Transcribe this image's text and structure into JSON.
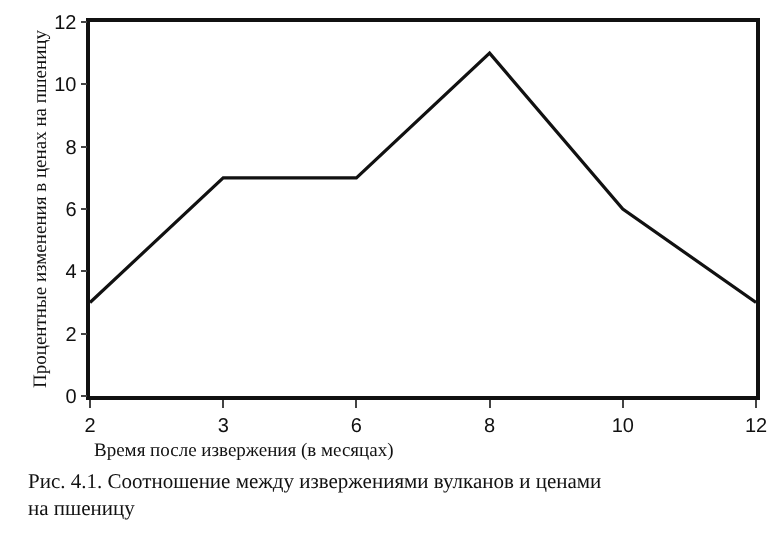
{
  "chart_data": {
    "type": "line",
    "categories": [
      "2",
      "3",
      "6",
      "8",
      "10",
      "12"
    ],
    "values": [
      3,
      7,
      7,
      11,
      6,
      3
    ],
    "color": "#111111",
    "xlabel": "Время после извержения (в месяцах)",
    "ylabel": "Процентные изменения в ценах на пшеницу",
    "ylim": [
      0,
      12
    ],
    "yticks": [
      0,
      2,
      4,
      6,
      8,
      10,
      12
    ],
    "legend": false,
    "marker": "none",
    "line_style": "solid",
    "annotations": [
      "Рис. 4.1. Соотношение между извержениями вулканов и ценами на пшеницу"
    ]
  }
}
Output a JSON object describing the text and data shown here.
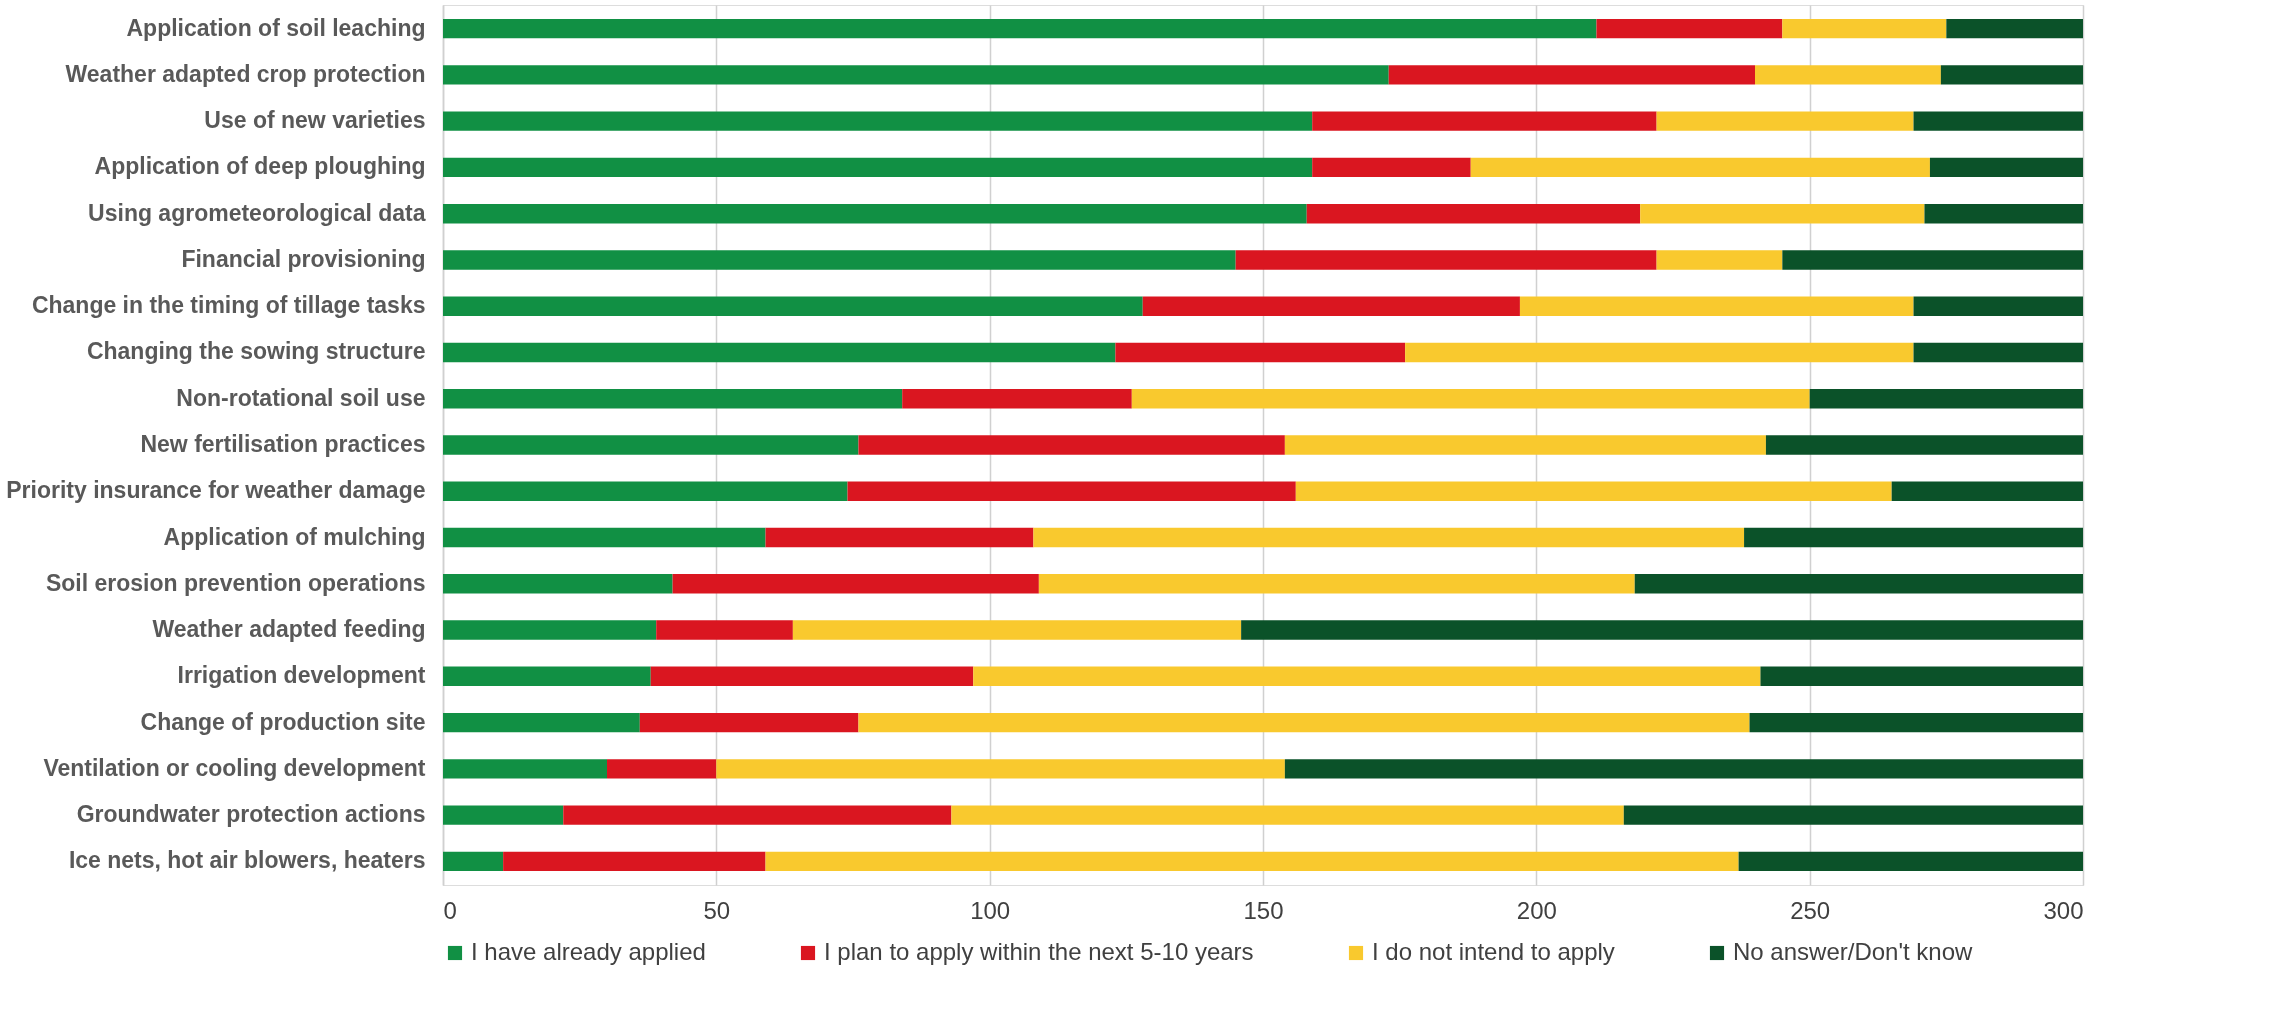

______________________________

WORK REQUIRED: Without the pictures, copy the material exactly as given.

SOLUTION TO THIS PROBLEM:
Transcribe this image's text and structure into JSON.
{
  "chart_data": {
    "type": "line",
    "categories": [
      "2",
      "3",
      "6",
      "8",
      "10",
      "12"
    ],
    "values": [
      3,
      7,
      7,
      11,
      6,
      3
    ],
    "color": "#111111",
    "xlabel": "Время после извержения (в месяцах)",
    "ylabel": "Процентные изменения в ценах на пшеницу",
    "ylim": [
      0,
      12
    ],
    "yticks": [
      0,
      2,
      4,
      6,
      8,
      10,
      12
    ],
    "legend": false,
    "marker": "none",
    "line_style": "solid",
    "annotations": [
      "Рис. 4.1. Соотношение между извержениями вулканов и ценами на пшеницу"
    ]
  }
}
Output a JSON object describing the text and data shown here.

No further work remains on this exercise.